■ **Work to be completed**
Wherever the word "which" occurs in the listing, copy the whole line.

■ **Source data**
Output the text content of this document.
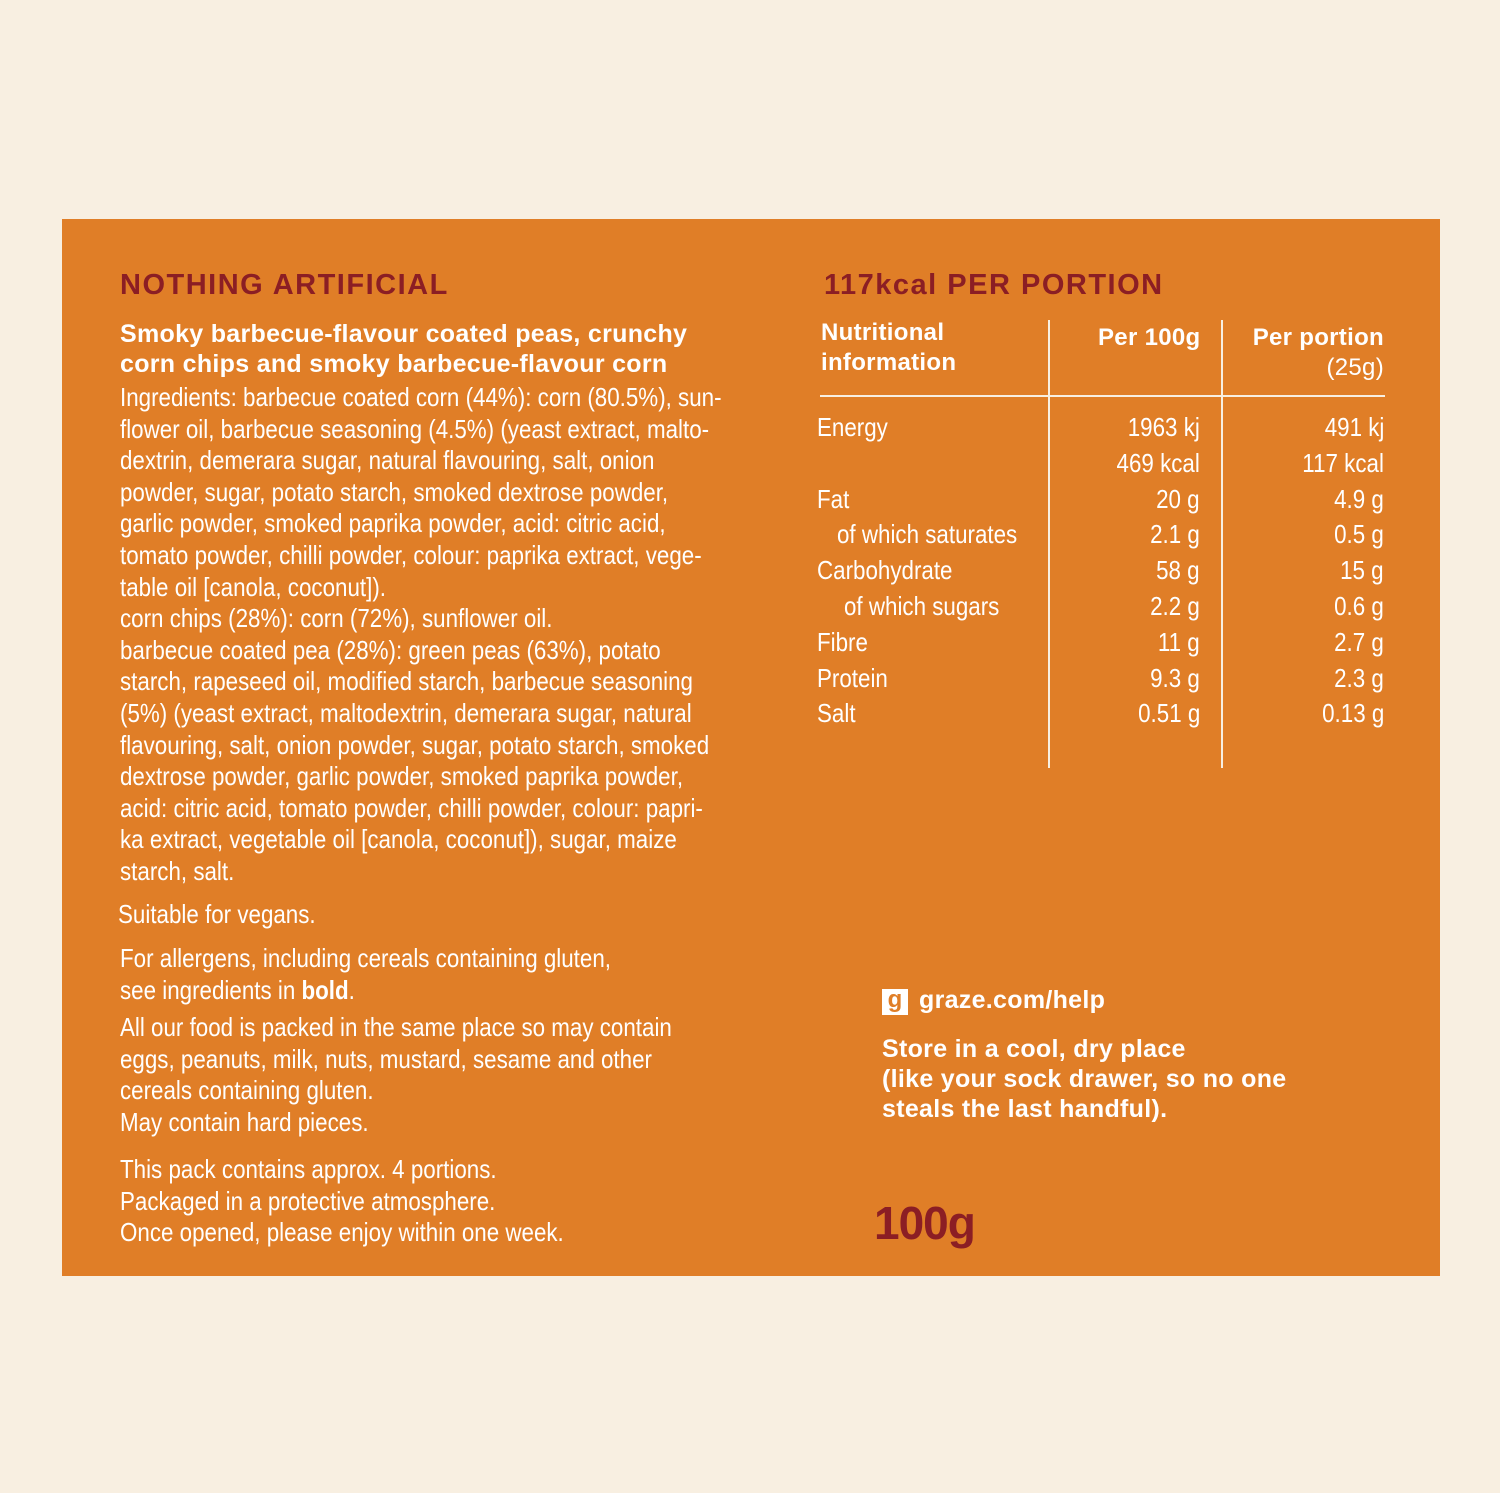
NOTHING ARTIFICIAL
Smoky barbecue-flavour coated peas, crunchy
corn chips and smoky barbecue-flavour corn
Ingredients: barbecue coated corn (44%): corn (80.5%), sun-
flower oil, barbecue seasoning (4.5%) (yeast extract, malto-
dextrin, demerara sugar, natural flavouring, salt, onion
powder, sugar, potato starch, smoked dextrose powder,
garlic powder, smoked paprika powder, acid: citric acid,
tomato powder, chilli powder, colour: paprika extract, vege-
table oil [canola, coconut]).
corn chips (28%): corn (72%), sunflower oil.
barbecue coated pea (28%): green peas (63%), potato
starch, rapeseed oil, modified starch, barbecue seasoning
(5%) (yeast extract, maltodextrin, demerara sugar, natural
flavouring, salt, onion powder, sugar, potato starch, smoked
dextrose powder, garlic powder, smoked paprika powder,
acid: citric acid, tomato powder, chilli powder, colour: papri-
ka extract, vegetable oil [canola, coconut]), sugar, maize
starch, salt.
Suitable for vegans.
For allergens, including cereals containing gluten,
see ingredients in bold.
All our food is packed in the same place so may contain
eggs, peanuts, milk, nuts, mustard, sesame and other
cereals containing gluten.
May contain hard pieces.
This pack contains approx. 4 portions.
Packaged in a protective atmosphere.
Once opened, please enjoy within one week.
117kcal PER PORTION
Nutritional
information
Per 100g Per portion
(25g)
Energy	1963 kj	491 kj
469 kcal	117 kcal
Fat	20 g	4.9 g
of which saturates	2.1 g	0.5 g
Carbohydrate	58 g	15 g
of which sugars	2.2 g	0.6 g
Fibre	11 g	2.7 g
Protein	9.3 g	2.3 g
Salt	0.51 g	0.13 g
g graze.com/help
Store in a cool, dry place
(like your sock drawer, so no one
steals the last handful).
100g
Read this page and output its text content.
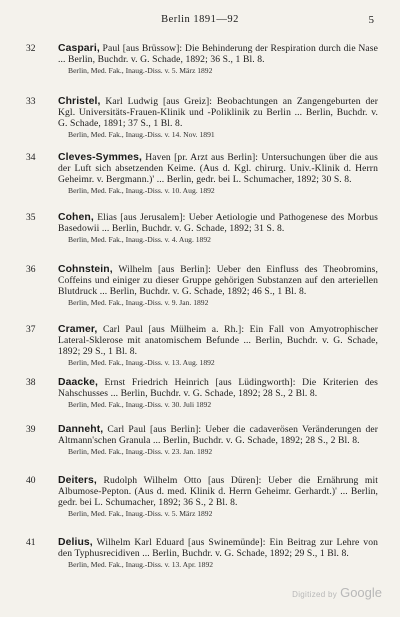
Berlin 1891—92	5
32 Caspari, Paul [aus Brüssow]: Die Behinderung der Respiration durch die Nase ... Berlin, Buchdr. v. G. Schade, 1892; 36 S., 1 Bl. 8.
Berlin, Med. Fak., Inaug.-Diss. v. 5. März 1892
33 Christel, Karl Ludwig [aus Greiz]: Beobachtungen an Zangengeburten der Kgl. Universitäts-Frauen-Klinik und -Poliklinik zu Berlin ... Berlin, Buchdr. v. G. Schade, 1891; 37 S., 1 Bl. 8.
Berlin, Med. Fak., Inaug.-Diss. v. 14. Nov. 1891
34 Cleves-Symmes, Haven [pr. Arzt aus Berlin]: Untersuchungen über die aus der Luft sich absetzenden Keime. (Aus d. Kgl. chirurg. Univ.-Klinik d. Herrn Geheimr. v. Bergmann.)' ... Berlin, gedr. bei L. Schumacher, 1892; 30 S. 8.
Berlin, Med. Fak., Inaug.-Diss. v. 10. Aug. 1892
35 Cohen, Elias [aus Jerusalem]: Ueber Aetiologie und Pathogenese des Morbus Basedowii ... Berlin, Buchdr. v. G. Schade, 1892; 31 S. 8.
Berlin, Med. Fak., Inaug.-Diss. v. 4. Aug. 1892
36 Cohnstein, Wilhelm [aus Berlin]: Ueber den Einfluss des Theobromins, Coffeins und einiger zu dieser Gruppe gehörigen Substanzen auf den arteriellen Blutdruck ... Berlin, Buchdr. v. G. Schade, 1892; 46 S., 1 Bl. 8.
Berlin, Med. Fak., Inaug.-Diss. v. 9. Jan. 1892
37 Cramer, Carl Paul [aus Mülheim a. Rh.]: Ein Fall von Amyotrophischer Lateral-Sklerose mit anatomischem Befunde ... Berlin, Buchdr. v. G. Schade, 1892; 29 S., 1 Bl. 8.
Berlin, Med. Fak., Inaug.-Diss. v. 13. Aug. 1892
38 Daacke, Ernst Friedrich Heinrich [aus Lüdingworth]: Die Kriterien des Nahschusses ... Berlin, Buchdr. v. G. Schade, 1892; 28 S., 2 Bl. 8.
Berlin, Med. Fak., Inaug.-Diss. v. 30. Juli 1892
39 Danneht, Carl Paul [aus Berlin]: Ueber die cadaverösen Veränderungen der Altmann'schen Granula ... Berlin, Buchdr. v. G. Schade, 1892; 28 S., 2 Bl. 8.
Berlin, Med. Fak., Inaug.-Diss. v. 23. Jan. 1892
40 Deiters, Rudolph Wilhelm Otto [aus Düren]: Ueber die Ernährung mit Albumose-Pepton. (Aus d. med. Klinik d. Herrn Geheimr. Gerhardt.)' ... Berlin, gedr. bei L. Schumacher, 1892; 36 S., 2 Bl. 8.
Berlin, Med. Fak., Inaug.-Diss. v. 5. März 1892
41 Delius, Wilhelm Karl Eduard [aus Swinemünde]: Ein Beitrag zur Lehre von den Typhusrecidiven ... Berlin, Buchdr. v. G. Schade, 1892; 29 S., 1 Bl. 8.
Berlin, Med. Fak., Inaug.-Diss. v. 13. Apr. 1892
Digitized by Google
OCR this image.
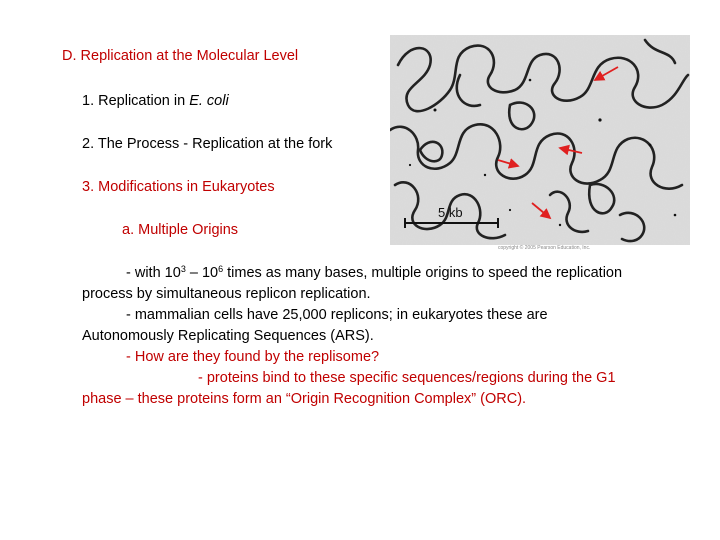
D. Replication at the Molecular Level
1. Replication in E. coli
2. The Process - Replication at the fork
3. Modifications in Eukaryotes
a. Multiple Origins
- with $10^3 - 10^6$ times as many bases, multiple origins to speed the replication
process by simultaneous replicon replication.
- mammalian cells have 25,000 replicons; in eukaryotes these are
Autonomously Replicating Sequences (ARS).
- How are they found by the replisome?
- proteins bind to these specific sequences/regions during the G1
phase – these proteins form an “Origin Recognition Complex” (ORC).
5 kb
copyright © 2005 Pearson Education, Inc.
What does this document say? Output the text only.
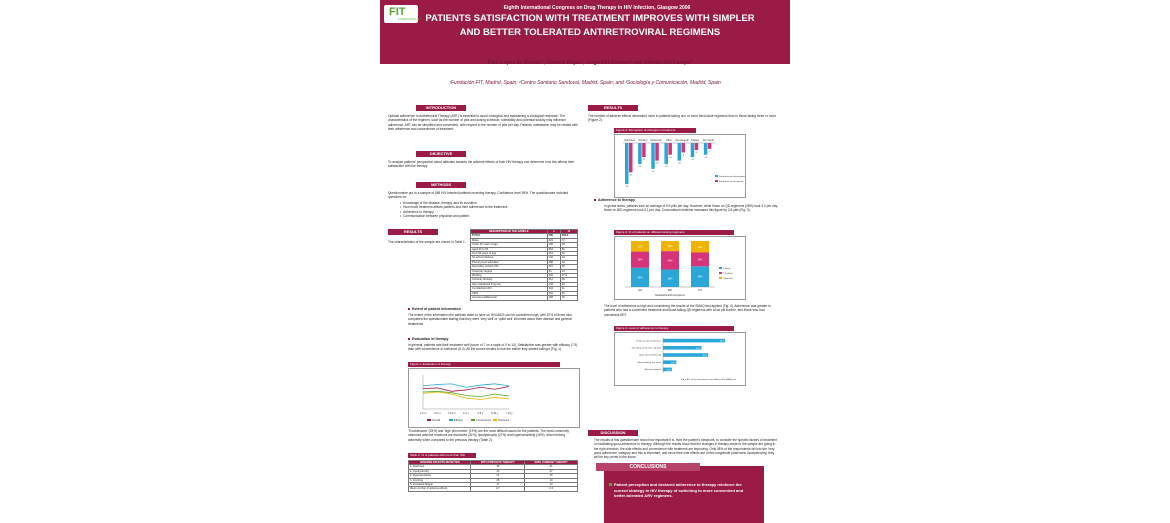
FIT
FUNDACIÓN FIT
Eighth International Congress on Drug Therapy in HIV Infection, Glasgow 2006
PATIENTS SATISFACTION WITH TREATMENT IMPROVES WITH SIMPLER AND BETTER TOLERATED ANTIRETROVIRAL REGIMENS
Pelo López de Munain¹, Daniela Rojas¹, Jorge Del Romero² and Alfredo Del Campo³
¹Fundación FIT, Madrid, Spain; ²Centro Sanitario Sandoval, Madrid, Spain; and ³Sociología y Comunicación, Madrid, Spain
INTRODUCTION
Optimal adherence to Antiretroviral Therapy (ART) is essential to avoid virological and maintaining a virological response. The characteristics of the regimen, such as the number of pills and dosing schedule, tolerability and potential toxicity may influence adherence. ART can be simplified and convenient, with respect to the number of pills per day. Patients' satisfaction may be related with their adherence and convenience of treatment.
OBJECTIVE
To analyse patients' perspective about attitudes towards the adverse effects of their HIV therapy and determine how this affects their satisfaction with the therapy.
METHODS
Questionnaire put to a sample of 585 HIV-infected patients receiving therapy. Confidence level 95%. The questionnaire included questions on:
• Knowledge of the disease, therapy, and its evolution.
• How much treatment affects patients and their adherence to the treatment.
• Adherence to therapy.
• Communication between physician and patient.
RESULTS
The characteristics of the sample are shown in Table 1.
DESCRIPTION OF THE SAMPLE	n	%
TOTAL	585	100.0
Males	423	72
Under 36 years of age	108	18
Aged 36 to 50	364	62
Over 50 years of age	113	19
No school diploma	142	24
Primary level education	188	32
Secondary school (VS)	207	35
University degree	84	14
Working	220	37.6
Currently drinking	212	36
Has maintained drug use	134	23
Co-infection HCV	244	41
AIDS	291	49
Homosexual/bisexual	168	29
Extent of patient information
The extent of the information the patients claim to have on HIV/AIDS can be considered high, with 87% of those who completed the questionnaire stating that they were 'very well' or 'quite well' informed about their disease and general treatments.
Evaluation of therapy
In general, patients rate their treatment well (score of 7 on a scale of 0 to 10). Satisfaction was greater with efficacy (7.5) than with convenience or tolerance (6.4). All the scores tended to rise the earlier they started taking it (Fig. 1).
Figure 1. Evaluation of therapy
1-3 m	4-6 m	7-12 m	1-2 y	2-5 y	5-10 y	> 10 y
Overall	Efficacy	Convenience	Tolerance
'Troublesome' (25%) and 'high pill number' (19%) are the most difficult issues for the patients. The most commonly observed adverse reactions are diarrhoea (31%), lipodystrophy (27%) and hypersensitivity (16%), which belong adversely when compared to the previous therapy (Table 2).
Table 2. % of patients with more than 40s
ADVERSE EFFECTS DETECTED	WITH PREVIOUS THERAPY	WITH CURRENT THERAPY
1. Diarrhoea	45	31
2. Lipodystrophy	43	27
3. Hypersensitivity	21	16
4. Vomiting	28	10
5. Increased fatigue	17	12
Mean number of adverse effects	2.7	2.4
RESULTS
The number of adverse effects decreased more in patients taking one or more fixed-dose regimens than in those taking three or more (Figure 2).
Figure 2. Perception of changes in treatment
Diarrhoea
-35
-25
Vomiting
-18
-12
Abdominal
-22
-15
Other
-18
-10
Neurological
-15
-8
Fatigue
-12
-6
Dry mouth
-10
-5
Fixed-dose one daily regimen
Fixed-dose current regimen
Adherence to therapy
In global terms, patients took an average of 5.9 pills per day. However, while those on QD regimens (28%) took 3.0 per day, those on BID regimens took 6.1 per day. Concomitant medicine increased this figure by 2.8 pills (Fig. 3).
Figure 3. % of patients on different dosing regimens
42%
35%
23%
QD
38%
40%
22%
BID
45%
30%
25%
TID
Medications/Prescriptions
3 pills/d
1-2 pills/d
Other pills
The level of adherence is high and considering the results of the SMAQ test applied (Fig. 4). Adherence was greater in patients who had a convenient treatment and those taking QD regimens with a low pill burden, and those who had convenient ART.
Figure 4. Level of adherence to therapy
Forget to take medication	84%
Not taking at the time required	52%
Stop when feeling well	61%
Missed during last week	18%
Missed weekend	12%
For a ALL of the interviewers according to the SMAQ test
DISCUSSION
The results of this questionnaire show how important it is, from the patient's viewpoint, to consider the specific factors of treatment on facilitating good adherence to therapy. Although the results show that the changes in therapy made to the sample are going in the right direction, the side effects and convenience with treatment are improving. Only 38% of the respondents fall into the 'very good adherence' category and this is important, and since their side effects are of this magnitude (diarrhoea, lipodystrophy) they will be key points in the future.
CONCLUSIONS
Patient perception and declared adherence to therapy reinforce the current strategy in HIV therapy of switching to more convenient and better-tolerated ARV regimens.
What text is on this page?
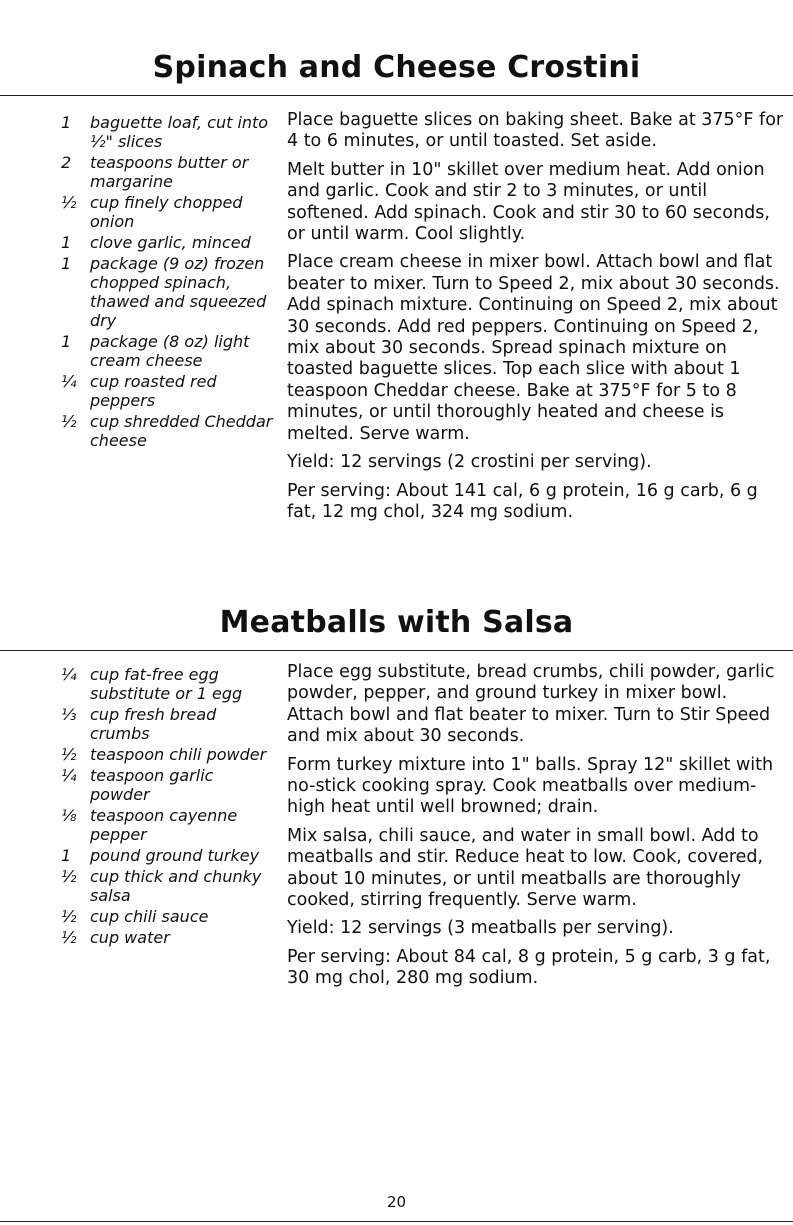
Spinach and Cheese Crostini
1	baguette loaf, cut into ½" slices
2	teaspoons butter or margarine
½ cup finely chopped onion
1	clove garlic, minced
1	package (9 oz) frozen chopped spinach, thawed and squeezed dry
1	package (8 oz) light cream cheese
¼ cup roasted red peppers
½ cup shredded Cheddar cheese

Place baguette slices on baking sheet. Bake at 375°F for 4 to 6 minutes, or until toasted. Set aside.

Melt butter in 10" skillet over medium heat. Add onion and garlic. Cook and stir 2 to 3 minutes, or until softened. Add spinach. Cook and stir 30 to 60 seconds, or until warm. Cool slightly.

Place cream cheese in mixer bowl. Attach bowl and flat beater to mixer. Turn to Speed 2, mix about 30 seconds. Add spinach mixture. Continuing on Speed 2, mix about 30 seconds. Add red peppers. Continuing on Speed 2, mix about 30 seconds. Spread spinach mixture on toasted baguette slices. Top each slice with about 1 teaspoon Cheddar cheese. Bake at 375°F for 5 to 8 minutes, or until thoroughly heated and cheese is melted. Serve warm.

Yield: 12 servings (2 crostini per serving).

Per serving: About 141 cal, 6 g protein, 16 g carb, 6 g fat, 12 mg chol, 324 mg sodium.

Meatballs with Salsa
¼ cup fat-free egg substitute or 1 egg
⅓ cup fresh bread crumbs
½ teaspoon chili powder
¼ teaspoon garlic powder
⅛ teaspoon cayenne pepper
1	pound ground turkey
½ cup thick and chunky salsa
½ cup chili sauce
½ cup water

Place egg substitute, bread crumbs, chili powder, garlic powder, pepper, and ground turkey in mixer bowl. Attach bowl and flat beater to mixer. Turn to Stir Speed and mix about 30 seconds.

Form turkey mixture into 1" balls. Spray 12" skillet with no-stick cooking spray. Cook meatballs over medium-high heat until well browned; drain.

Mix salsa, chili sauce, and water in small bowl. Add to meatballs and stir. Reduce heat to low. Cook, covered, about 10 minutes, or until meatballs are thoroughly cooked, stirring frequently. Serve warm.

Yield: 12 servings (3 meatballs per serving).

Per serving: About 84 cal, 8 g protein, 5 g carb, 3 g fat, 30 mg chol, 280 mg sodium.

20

■ **Solved exercise**
of which saturates	2.1 g	0.5 g
of which sugars	2.2 g	0.6 g
'Troublesome' (25%) and 'high pill number' (19%) are the most difficult issues for the patients. The most commonly observed adverse reactions are diarrhoea (31%), lipodystrophy (27%) and hypersensitivity (16%), which belong adversely when compared to the previous therapy (Table 2).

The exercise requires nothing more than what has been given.